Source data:
* START *
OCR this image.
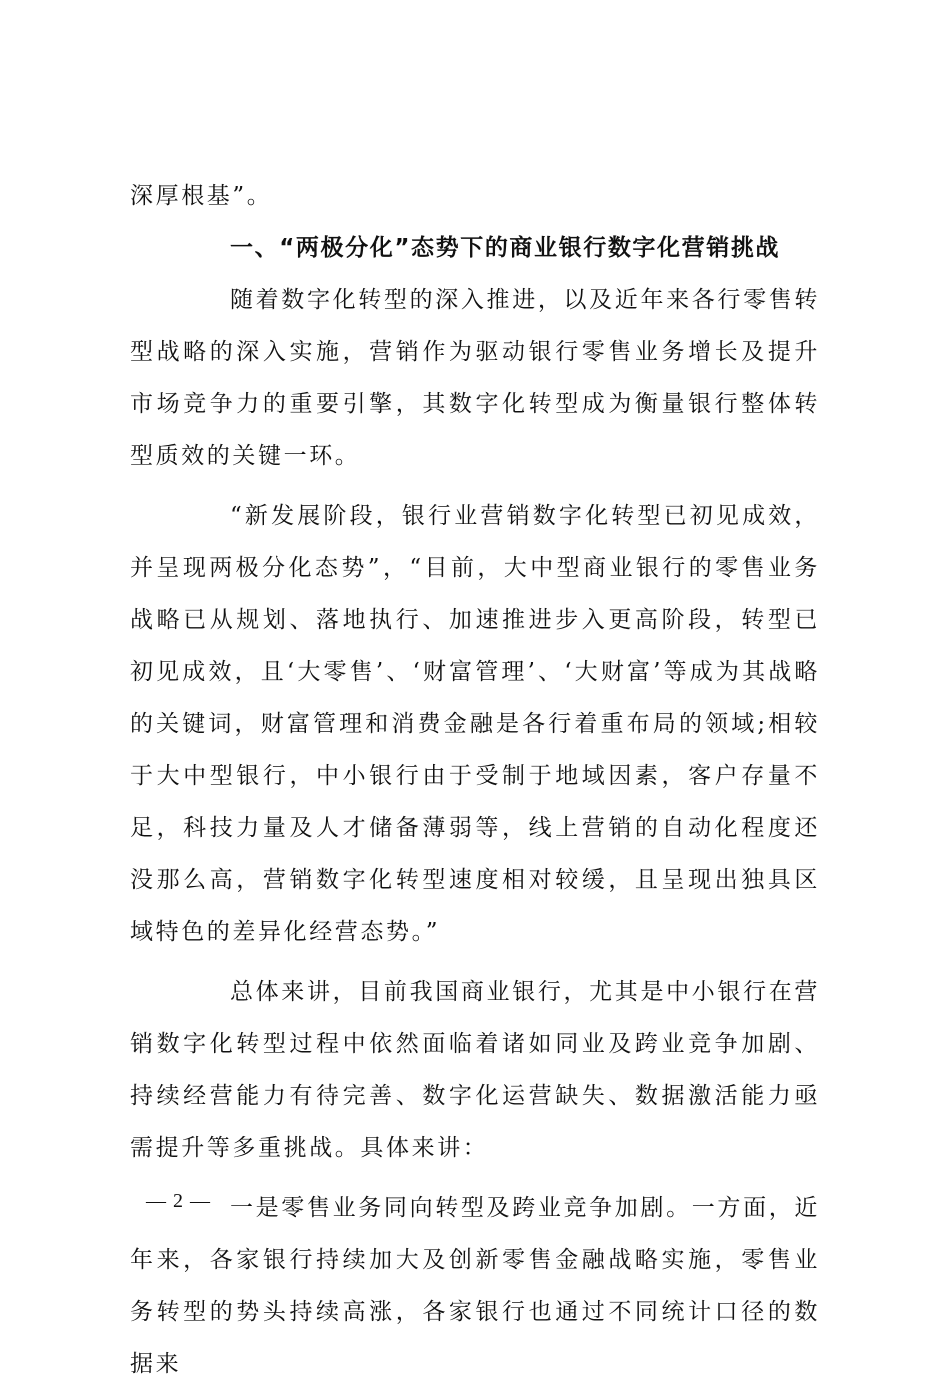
深厚根基”。

一、“两极分化”态势下的商业银行数字化营销挑战

随着数字化转型的深入推进，以及近年来各行零售转型战略的深入实施，营销作为驱动银行零售业务增长及提升市场竞争力的重要引擎，其数字化转型成为衡量银行整体转型质效的关键一环。

“新发展阶段，银行业营销数字化转型已初见成效，并呈现两极分化态势”，“目前，大中型商业银行的零售业务战略已从规划、落地执行、加速推进步入更高阶段，转型已初见成效，且‘大零售’、‘财富管理’、‘大财富’等成为其战略的关键词，财富管理和消费金融是各行着重布局的领域;相较于大中型银行，中小银行由于受制于地域因素，客户存量不足，科技力量及人才储备薄弱等，线上营销的自动化程度还没那么高，营销数字化转型速度相对较缓，且呈现出独具区域特色的差异化经营态势。”

总体来讲，目前我国商业银行，尤其是中小银行在营销数字化转型过程中依然面临着诸如同业及跨业竞争加剧、持续经营能力有待完善、数字化运营缺失、数据激活能力亟需提升等多重挑战。具体来讲：

一是零售业务同向转型及跨业竞争加剧。一方面，近年来，各家银行持续加大及创新零售金融战略实施，零售业务转型的势头持续高涨，各家银行也通过不同统计口径的数据来

— 2 —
* END *
Problem requirements.
Return each line of the data, keeping its wording exact and omitting pictures.

Reply.
OCR this image.
深厚根基”。

一、“两极分化”态势下的商业银行数字化营销挑战

随着数字化转型的深入推进，以及近年来各行零售转型战略的深入实施，营销作为驱动银行零售业务增长及提升市场竞争力的重要引擎，其数字化转型成为衡量银行整体转型质效的关键一环。

“新发展阶段，银行业营销数字化转型已初见成效，并呈现两极分化态势”，“目前，大中型商业银行的零售业务战略已从规划、落地执行、加速推进步入更高阶段，转型已初见成效，且‘大零售’、‘财富管理’、‘大财富’等成为其战略的关键词，财富管理和消费金融是各行着重布局的领域;相较于大中型银行，中小银行由于受制于地域因素，客户存量不足，科技力量及人才储备薄弱等，线上营销的自动化程度还没那么高，营销数字化转型速度相对较缓，且呈现出独具区域特色的差异化经营态势。”

总体来讲，目前我国商业银行，尤其是中小银行在营销数字化转型过程中依然面临着诸如同业及跨业竞争加剧、持续经营能力有待完善、数字化运营缺失、数据激活能力亟需提升等多重挑战。具体来讲：

一是零售业务同向转型及跨业竞争加剧。一方面，近年来，各家银行持续加大及创新零售金融战略实施，零售业务转型的势头持续高涨，各家银行也通过不同统计口径的数据来

— 2 —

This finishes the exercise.